Directions for this task: Render every entry exactly as it appears.
start Excerpted data
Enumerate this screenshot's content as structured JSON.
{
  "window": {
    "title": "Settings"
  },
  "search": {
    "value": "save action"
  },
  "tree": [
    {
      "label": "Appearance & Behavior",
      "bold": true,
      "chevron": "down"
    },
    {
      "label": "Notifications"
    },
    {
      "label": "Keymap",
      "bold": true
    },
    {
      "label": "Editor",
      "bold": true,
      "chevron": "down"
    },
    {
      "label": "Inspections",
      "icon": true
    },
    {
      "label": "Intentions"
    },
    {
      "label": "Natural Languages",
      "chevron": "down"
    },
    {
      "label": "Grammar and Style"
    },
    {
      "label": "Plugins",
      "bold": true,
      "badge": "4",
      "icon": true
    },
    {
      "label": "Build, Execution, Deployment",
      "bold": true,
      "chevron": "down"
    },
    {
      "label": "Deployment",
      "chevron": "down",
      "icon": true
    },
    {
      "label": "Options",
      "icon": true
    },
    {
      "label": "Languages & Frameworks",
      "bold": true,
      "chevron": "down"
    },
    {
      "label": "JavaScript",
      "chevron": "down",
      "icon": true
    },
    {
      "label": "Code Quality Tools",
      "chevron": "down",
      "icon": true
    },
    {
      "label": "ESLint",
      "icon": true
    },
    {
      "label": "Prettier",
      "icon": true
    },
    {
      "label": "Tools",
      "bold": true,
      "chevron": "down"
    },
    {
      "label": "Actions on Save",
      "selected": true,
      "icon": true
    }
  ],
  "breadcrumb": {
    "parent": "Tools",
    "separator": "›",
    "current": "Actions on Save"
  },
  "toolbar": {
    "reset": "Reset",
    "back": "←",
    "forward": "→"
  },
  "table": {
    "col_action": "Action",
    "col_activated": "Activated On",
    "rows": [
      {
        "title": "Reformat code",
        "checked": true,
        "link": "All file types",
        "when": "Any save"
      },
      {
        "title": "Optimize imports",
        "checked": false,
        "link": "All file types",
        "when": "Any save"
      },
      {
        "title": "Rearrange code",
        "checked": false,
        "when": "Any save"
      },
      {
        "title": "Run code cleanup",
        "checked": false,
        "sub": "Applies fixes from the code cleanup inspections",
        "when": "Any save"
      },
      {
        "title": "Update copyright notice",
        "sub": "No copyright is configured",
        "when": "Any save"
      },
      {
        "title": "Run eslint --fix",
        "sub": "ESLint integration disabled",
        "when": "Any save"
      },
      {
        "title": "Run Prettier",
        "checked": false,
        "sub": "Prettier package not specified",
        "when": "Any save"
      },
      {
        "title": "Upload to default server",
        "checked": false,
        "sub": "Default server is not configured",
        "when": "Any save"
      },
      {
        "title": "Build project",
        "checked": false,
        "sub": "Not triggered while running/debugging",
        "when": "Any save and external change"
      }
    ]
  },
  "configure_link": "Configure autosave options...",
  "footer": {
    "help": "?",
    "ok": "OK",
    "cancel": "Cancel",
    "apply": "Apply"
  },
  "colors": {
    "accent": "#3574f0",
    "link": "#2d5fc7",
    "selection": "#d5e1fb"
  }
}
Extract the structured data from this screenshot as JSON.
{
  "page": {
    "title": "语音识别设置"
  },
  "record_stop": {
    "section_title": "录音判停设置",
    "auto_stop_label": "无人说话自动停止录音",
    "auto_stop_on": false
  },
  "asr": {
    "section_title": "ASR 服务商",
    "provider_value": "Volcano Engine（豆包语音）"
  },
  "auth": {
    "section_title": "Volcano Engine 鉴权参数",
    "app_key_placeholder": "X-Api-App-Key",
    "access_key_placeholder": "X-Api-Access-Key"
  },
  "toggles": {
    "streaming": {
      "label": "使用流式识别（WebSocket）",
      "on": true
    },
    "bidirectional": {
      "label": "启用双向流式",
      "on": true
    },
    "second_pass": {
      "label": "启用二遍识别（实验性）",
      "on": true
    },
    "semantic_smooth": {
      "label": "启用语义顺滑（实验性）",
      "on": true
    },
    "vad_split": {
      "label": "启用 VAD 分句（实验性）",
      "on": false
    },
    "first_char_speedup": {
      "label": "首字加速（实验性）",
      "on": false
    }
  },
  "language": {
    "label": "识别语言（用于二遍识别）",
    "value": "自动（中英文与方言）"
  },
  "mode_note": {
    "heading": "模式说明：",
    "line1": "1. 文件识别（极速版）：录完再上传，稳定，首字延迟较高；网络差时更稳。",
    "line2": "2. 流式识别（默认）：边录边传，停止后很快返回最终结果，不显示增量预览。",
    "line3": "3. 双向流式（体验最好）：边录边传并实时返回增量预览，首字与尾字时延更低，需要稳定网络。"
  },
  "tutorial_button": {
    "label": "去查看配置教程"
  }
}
end Excerpted data
Correct result:
Enumerate this screenshot's content as structured JSON.
{
  "window": {
    "title": "Settings"
  },
  "search": {
    "value": "save action"
  },
  "tree": [
    {
      "label": "Appearance & Behavior",
      "bold": true,
      "chevron": "down"
    },
    {
      "label": "Notifications"
    },
    {
      "label": "Keymap",
      "bold": true
    },
    {
      "label": "Editor",
      "bold": true,
      "chevron": "down"
    },
    {
      "label": "Inspections",
      "icon": true
    },
    {
      "label": "Intentions"
    },
    {
      "label": "Natural Languages",
      "chevron": "down"
    },
    {
      "label": "Grammar and Style"
    },
    {
      "label": "Plugins",
      "bold": true,
      "badge": "4",
      "icon": true
    },
    {
      "label": "Build, Execution, Deployment",
      "bold": true,
      "chevron": "down"
    },
    {
      "label": "Deployment",
      "chevron": "down",
      "icon": true
    },
    {
      "label": "Options",
      "icon": true
    },
    {
      "label": "Languages & Frameworks",
      "bold": true,
      "chevron": "down"
    },
    {
      "label": "JavaScript",
      "chevron": "down",
      "icon": true
    },
    {
      "label": "Code Quality Tools",
      "chevron": "down",
      "icon": true
    },
    {
      "label": "ESLint",
      "icon": true
    },
    {
      "label": "Prettier",
      "icon": true
    },
    {
      "label": "Tools",
      "bold": true,
      "chevron": "down"
    },
    {
      "label": "Actions on Save",
      "selected": true,
      "icon": true
    }
  ],
  "breadcrumb": {
    "parent": "Tools",
    "separator": "›",
    "current": "Actions on Save"
  },
  "toolbar": {
    "reset": "Reset",
    "back": "←",
    "forward": "→"
  },
  "table": {
    "col_action": "Action",
    "col_activated": "Activated On",
    "rows": [
      {
        "title": "Reformat code",
        "checked": true,
        "link": "All file types",
        "when": "Any save"
      },
      {
        "title": "Optimize imports",
        "checked": false,
        "link": "All file types",
        "when": "Any save"
      },
      {
        "title": "Rearrange code",
        "checked": false,
        "when": "Any save"
      },
      {
        "title": "Run code cleanup",
        "checked": false,
        "sub": "Applies fixes from the code cleanup inspections",
        "when": "Any save"
      },
      {
        "title": "Update copyright notice",
        "sub": "No copyright is configured",
        "when": "Any save"
      },
      {
        "title": "Run eslint --fix",
        "sub": "ESLint integration disabled",
        "when": "Any save"
      },
      {
        "title": "Run Prettier",
        "checked": false,
        "sub": "Prettier package not specified",
        "when": "Any save"
      },
      {
        "title": "Upload to default server",
        "checked": false,
        "sub": "Default server is not configured",
        "when": "Any save"
      },
      {
        "title": "Build project",
        "checked": false,
        "sub": "Not triggered while running/debugging",
        "when": "Any save and external change"
      }
    ]
  },
  "configure_link": "Configure autosave options...",
  "footer": {
    "help": "?",
    "ok": "OK",
    "cancel": "Cancel",
    "apply": "Apply"
  },
  "colors": {
    "accent": "#3574f0",
    "link": "#2d5fc7",
    "selection": "#d5e1fb"
  }
}
Extract the structured data from this screenshot as JSON.
{
  "page": {
    "title": "语音识别设置"
  },
  "record_stop": {
    "section_title": "录音判停设置",
    "auto_stop_label": "无人说话自动停止录音",
    "auto_stop_on": false
  },
  "asr": {
    "section_title": "ASR 服务商",
    "provider_value": "Volcano Engine（豆包语音）"
  },
  "auth": {
    "section_title": "Volcano Engine 鉴权参数",
    "app_key_placeholder": "X-Api-App-Key",
    "access_key_placeholder": "X-Api-Access-Key"
  },
  "toggles": {
    "streaming": {
      "label": "使用流式识别（WebSocket）",
      "on": true
    },
    "bidirectional": {
      "label": "启用双向流式",
      "on": true
    },
    "second_pass": {
      "label": "启用二遍识别（实验性）",
      "on": true
    },
    "semantic_smooth": {
      "label": "启用语义顺滑（实验性）",
      "on": true
    },
    "vad_split": {
      "label": "启用 VAD 分句（实验性）",
      "on": false
    },
    "first_char_speedup": {
      "label": "首字加速（实验性）",
      "on": false
    }
  },
  "language": {
    "label": "识别语言（用于二遍识别）",
    "value": "自动（中英文与方言）"
  },
  "mode_note": {
    "heading": "模式说明：",
    "line1": "1. 文件识别（极速版）：录完再上传，稳定，首字延迟较高；网络差时更稳。",
    "line2": "2. 流式识别（默认）：边录边传，停止后很快返回最终结果，不显示增量预览。",
    "line3": "3. 双向流式（体验最好）：边录边传并实时返回增量预览，首字与尾字时延更低，需要稳定网络。"
  },
  "tutorial_button": {
    "label": "去查看配置教程"
  }
}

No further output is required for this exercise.